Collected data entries
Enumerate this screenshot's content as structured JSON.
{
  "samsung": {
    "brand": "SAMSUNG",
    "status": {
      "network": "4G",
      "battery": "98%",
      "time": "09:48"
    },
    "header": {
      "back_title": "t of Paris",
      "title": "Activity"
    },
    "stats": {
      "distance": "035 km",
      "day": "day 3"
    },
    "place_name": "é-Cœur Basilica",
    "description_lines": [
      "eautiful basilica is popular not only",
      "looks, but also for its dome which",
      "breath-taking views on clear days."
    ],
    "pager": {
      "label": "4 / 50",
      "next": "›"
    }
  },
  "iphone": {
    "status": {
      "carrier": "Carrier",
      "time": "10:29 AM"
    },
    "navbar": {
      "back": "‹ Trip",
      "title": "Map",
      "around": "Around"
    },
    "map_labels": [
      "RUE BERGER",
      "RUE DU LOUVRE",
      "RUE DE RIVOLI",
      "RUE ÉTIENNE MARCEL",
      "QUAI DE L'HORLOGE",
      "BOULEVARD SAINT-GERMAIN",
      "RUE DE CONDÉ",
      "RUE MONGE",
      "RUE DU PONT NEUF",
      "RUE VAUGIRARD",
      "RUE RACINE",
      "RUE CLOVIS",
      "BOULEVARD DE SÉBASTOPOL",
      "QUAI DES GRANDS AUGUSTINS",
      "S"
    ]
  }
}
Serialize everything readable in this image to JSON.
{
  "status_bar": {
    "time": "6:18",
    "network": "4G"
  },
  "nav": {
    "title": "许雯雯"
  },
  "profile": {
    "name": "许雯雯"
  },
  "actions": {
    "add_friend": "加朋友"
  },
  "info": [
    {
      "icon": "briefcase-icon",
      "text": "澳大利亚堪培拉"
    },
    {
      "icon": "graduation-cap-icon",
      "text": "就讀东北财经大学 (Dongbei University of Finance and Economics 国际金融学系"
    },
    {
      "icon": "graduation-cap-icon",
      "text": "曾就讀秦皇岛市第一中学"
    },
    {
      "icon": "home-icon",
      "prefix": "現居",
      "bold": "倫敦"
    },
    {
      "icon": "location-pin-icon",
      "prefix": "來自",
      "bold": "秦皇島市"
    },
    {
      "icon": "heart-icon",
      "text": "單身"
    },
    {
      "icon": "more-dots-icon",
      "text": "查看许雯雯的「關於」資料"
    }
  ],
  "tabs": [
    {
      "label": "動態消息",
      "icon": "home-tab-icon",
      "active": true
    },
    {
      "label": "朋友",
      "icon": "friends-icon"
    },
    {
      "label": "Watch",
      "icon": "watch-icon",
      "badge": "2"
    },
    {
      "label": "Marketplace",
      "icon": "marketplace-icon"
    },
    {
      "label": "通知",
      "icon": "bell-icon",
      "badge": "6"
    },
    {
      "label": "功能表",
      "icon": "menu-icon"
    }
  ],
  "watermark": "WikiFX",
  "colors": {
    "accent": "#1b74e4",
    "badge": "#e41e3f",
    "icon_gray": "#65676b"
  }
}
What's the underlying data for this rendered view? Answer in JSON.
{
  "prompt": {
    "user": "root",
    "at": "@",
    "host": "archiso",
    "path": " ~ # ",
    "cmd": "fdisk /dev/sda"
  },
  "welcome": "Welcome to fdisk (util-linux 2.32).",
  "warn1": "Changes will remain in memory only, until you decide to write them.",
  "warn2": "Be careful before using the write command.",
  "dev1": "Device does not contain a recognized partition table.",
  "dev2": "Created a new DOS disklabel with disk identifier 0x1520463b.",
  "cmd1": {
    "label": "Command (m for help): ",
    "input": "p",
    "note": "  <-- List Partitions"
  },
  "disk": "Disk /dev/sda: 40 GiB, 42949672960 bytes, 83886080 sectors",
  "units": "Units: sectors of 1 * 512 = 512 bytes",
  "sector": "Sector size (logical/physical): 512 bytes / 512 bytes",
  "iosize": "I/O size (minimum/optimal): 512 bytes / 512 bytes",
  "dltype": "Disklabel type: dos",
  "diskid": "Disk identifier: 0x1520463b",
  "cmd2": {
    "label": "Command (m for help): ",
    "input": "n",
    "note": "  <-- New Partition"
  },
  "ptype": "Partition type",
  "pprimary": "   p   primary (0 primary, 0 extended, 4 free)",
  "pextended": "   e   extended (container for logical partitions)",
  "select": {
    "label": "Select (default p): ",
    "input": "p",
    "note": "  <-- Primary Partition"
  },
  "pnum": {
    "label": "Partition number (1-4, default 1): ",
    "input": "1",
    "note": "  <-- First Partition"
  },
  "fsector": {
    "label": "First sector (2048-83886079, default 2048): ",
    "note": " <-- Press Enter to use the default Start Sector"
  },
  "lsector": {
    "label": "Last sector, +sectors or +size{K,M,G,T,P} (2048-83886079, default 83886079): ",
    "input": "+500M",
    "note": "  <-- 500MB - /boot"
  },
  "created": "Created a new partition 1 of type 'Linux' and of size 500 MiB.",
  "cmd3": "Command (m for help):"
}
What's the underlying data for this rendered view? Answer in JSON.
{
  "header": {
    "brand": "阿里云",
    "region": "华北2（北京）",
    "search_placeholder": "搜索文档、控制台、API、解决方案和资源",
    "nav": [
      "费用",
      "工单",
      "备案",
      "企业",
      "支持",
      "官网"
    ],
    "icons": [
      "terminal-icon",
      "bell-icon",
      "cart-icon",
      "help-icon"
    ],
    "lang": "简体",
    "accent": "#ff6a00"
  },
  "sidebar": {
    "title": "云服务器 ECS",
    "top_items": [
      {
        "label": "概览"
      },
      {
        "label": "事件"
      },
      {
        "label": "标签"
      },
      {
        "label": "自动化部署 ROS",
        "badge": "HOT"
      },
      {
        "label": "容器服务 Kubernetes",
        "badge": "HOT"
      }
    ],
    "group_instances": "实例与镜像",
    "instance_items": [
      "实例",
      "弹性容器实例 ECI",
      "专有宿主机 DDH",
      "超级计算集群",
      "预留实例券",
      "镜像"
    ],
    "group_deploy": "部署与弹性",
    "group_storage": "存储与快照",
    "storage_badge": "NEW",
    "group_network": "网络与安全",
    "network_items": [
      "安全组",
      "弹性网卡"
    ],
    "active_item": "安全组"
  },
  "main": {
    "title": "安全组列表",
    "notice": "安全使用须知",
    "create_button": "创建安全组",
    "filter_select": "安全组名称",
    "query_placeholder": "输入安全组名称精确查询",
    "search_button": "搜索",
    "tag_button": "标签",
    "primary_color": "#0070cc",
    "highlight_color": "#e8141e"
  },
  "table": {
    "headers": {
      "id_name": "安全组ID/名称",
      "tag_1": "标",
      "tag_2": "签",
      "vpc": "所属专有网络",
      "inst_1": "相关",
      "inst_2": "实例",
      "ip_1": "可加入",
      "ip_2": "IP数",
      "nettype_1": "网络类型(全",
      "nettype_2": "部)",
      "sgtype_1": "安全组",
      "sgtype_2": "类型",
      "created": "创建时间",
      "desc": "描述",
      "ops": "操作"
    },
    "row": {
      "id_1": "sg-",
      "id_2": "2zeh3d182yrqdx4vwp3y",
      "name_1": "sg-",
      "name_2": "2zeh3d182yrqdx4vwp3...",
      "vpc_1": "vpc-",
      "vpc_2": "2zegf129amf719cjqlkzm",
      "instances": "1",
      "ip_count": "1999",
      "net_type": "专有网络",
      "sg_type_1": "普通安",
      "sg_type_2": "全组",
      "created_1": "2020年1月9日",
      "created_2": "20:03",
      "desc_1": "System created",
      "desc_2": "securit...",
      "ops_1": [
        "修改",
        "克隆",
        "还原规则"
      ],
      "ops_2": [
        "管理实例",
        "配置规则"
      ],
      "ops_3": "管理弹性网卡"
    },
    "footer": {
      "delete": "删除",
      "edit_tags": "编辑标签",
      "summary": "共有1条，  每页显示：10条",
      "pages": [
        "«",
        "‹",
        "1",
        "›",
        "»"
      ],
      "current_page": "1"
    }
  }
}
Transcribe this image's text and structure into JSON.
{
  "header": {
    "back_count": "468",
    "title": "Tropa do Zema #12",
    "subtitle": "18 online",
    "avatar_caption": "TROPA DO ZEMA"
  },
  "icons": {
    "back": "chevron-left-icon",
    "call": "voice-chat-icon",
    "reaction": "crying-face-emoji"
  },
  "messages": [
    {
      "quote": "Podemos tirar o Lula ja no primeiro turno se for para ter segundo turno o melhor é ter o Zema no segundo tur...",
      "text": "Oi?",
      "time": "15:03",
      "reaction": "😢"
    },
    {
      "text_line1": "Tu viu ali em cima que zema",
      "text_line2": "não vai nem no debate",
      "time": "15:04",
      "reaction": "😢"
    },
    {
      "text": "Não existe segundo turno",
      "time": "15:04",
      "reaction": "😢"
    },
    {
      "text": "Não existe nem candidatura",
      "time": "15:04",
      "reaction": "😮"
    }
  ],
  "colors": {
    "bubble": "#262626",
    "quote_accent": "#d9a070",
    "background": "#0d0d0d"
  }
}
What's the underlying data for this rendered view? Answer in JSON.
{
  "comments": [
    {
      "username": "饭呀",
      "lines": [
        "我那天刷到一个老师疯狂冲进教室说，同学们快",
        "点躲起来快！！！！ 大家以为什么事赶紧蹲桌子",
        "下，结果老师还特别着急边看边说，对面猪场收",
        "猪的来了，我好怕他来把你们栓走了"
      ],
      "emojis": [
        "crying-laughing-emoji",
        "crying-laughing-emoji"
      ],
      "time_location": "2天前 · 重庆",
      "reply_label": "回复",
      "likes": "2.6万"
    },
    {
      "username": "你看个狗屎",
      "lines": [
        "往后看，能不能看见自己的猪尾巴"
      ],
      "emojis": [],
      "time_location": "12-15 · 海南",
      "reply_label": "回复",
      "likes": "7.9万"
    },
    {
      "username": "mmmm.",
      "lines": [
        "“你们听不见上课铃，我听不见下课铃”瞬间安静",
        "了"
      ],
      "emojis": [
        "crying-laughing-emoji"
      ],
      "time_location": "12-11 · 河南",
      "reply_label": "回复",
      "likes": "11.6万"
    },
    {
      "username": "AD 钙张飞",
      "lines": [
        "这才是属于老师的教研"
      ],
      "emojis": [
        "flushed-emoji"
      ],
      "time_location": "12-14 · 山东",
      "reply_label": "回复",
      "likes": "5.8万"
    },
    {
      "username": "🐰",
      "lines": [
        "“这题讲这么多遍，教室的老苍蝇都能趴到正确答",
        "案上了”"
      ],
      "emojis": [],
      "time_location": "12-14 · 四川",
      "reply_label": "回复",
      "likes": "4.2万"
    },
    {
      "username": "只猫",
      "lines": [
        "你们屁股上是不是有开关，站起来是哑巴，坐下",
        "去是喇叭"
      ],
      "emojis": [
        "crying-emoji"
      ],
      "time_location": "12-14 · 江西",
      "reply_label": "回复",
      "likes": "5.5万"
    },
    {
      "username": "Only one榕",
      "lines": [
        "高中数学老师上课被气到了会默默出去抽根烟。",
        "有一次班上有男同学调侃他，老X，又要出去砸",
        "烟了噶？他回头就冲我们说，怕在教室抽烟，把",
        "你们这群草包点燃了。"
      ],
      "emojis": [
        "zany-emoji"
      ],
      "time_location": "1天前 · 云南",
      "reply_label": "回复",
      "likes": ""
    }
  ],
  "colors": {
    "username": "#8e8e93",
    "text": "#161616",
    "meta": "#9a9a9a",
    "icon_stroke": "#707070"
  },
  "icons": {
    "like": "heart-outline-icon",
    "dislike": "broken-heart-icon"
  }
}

§ **Short problem**
From the data, pick out every line that includes "size".

§ **Reply to the task**
  "sector": "Sector size (logical/physical): 512 bytes / 512 bytes",
  "iosize": "I/O size (minimum/optimal): 512 bytes / 512 bytes",
    "label": "Last sector, +sectors or +size{K,M,G,T,P} (2048-83886079, default 83886079): ",
  "created": "Created a new partition 1 of type 'Linux' and of size 500 MiB.",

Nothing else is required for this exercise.